Start of EXERCISE INPUTS

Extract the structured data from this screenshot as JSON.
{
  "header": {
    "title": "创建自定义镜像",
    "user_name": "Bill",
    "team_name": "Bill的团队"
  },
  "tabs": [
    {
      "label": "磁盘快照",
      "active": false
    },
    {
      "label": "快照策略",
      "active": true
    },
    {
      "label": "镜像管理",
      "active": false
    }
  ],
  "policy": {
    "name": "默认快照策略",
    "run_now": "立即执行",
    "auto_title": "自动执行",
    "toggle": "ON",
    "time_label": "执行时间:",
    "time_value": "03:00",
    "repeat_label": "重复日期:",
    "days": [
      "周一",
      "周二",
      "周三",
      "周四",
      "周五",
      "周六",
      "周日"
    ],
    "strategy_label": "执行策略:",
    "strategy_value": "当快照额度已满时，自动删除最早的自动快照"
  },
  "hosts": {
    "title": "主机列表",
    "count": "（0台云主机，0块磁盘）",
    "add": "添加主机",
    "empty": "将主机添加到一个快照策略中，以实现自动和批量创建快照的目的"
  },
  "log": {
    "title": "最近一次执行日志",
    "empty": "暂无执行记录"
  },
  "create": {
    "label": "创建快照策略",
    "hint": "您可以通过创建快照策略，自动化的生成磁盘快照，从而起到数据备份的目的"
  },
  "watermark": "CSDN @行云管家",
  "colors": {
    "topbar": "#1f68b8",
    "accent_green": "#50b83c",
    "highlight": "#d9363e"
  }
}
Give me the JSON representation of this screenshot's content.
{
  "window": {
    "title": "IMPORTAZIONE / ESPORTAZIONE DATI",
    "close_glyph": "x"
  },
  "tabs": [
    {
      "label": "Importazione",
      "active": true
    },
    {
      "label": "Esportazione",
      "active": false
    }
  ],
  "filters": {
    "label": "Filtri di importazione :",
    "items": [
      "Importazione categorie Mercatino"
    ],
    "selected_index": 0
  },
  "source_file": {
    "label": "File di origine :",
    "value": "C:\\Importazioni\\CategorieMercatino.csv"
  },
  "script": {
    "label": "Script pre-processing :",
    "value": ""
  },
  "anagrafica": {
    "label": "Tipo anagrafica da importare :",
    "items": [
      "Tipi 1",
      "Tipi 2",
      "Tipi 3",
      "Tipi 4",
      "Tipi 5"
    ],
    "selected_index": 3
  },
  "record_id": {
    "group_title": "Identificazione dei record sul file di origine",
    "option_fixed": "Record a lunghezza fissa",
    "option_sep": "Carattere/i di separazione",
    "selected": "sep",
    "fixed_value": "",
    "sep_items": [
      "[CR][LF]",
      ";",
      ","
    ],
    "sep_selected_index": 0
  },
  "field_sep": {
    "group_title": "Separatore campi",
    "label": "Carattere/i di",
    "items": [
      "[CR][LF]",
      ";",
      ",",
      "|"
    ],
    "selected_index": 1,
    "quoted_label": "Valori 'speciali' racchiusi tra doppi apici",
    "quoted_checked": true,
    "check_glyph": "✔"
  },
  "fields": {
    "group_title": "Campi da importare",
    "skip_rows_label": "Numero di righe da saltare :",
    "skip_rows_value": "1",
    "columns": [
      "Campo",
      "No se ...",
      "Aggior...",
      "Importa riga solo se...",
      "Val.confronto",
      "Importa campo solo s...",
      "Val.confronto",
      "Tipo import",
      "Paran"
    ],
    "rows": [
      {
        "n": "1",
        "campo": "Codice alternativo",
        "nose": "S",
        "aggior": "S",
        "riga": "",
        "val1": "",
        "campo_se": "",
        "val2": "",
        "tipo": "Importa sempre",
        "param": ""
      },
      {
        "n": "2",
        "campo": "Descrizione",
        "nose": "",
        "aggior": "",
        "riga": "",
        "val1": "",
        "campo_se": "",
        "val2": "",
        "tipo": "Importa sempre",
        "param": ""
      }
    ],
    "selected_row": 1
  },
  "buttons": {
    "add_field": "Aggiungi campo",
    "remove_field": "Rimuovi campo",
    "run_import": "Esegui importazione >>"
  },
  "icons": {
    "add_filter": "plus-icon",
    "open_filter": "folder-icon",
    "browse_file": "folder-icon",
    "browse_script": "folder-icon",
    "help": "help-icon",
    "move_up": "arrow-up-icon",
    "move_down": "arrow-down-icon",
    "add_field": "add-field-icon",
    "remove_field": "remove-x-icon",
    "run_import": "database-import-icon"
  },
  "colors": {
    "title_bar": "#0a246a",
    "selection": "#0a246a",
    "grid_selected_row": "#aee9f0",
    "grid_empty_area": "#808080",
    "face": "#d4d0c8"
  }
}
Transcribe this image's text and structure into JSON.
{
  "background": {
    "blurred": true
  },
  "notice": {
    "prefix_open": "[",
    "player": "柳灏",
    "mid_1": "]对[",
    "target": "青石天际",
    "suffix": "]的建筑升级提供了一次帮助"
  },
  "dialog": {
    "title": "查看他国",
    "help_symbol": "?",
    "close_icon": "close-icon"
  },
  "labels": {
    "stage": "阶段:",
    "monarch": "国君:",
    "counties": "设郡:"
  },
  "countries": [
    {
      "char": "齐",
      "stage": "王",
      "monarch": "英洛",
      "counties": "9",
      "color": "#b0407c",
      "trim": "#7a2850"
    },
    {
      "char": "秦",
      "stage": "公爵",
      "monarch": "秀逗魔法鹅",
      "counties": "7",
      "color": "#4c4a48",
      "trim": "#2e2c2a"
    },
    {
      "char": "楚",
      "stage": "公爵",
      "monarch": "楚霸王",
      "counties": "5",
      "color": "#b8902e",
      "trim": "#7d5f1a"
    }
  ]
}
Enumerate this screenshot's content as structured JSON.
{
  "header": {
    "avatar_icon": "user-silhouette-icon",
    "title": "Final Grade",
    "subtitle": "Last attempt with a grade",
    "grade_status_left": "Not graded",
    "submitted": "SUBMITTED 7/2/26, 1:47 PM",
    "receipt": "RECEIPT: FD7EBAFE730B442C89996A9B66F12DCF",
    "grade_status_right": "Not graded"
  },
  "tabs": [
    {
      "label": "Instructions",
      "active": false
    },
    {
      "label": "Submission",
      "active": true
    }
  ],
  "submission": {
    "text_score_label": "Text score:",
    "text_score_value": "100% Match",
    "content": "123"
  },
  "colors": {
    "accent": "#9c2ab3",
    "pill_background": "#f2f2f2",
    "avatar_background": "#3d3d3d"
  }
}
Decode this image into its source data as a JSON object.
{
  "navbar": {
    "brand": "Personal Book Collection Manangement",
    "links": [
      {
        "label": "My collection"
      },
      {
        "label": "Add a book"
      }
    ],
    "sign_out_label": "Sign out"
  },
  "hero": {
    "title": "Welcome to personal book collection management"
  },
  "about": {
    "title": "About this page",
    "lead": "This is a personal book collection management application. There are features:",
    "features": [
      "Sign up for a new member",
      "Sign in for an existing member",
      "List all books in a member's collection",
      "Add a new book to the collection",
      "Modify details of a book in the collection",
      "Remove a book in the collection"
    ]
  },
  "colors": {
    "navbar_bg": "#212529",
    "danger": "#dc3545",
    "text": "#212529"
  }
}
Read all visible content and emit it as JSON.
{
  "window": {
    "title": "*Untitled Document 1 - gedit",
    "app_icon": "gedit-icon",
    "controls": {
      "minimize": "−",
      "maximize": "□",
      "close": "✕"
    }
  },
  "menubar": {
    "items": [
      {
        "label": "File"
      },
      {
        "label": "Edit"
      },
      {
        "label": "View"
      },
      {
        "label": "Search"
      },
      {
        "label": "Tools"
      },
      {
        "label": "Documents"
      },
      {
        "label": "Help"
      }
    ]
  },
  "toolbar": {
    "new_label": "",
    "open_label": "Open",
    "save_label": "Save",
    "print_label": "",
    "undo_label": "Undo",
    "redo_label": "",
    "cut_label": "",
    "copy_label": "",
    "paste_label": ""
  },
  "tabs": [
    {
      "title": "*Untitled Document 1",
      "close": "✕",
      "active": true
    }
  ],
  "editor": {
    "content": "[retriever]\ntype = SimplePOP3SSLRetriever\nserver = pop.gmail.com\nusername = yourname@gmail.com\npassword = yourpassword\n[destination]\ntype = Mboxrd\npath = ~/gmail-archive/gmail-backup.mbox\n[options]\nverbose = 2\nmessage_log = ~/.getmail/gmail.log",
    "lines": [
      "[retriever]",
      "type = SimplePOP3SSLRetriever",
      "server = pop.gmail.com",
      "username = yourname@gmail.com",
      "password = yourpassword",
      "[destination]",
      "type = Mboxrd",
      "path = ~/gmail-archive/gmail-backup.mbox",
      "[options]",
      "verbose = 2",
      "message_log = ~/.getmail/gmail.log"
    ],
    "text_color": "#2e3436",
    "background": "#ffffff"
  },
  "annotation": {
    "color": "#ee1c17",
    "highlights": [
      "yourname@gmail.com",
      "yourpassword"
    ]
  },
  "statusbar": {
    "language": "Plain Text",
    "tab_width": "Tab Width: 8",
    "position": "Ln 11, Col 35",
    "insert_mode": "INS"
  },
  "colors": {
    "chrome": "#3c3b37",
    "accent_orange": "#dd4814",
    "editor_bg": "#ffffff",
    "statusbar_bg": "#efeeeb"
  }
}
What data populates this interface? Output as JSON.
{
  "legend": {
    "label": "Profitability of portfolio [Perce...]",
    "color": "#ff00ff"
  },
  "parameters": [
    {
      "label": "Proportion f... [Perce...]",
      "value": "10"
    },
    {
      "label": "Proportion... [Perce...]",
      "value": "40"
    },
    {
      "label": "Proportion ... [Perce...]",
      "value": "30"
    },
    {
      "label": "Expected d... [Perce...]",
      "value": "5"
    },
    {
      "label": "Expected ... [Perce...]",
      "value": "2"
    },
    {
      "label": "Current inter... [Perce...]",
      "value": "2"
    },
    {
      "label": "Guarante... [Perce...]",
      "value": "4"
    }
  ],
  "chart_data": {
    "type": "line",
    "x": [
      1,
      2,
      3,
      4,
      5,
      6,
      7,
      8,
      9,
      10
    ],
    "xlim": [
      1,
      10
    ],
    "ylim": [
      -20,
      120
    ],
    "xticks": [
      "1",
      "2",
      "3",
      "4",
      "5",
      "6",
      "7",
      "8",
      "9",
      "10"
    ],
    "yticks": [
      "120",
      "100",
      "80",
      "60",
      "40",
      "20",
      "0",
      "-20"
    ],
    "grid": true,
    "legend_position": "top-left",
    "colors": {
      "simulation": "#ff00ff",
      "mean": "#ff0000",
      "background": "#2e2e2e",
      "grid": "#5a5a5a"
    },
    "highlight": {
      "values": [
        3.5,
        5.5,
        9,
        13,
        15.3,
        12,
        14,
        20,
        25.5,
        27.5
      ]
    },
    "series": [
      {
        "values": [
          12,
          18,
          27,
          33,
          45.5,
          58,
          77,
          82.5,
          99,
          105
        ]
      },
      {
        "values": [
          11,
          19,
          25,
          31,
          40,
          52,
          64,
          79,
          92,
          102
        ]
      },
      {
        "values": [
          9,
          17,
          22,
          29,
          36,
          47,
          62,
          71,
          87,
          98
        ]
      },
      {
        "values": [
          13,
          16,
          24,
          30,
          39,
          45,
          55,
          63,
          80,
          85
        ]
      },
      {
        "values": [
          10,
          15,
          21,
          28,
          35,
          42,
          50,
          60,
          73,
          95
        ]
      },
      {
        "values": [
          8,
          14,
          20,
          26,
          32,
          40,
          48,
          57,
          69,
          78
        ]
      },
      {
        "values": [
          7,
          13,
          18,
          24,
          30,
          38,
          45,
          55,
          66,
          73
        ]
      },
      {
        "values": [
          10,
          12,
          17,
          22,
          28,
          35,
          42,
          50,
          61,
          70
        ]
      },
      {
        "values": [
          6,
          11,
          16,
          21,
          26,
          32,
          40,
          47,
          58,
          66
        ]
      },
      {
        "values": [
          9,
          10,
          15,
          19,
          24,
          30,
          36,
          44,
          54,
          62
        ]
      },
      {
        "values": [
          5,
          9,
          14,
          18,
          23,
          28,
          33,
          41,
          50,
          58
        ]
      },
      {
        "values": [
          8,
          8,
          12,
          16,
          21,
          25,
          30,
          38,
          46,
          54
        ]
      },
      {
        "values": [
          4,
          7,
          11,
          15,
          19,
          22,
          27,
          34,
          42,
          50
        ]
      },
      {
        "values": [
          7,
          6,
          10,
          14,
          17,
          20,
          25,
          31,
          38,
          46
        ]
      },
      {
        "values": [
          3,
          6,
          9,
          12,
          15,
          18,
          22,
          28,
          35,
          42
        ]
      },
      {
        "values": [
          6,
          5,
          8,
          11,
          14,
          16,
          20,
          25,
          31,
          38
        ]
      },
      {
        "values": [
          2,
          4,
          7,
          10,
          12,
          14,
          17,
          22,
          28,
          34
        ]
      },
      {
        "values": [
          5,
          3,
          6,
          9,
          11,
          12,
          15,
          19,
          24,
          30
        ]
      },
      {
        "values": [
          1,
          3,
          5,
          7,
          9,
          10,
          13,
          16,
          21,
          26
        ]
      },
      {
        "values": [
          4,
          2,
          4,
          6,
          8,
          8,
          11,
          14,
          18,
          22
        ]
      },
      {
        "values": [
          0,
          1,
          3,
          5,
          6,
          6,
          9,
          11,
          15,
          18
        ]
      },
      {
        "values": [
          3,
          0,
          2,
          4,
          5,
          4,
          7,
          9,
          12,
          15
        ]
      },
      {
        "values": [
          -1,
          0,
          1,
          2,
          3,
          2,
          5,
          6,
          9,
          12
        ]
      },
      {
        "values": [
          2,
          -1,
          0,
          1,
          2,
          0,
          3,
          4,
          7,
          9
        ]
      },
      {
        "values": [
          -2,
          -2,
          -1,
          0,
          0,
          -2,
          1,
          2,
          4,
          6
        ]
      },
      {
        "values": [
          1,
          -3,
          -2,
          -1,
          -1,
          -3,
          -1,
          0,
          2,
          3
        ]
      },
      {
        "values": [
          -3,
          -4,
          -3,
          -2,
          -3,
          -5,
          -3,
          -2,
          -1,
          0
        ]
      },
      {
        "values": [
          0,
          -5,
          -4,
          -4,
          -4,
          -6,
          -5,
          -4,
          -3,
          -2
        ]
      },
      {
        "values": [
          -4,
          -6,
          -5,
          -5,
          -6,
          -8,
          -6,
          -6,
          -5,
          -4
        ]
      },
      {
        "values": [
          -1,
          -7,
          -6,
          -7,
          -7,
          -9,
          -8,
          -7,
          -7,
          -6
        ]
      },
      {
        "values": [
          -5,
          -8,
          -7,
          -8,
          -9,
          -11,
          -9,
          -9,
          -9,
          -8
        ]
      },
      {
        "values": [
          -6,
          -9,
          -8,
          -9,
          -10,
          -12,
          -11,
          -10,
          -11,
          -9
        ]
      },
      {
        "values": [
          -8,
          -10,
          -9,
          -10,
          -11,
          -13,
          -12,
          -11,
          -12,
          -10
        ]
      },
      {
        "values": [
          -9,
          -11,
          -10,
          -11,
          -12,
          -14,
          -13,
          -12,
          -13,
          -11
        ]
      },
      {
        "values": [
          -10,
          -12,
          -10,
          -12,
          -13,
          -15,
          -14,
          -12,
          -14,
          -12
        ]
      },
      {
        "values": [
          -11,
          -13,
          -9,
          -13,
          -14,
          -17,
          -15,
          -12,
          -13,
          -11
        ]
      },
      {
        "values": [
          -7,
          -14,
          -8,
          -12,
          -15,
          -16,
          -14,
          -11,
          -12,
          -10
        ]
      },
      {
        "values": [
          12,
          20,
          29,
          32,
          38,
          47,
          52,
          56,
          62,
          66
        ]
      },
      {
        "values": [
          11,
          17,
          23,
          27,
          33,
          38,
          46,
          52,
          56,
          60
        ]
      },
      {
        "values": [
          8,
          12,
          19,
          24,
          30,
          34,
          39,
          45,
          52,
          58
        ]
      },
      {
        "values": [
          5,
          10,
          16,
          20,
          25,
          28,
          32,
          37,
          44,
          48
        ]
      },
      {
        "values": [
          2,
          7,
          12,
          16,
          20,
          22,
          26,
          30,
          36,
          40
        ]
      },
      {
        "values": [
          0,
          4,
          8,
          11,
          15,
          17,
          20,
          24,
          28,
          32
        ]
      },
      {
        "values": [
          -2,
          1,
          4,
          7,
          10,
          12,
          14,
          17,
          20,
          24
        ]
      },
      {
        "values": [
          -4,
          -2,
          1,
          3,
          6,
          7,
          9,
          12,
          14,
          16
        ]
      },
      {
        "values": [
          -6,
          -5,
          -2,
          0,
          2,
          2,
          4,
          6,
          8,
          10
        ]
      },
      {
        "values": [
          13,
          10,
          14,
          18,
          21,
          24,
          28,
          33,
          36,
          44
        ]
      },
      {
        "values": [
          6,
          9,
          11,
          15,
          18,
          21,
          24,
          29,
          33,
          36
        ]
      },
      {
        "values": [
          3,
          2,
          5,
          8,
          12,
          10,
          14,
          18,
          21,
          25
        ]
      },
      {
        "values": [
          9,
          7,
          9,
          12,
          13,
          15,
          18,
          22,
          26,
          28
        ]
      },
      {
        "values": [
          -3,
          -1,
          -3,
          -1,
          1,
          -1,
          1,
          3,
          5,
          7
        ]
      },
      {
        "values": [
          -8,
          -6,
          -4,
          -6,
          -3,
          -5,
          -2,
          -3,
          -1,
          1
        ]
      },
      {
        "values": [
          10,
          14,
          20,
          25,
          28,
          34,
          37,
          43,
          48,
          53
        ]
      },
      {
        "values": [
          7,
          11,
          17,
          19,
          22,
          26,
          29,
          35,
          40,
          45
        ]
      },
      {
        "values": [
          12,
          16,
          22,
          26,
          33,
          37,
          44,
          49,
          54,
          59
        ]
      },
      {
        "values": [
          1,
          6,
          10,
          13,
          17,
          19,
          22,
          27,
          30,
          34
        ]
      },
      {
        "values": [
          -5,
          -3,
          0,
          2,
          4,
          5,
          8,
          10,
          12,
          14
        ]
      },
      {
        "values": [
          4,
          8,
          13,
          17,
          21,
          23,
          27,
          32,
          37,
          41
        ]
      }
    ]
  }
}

End of EXERCISE INPUTS

> [REQUEST]
Find the string "arrow" in the entries above and return each line that holds it.

> [RESULT OF THIS EXERCISE]
    "move_up": "arrow-up-icon",
    "move_down": "arrow-down-icon",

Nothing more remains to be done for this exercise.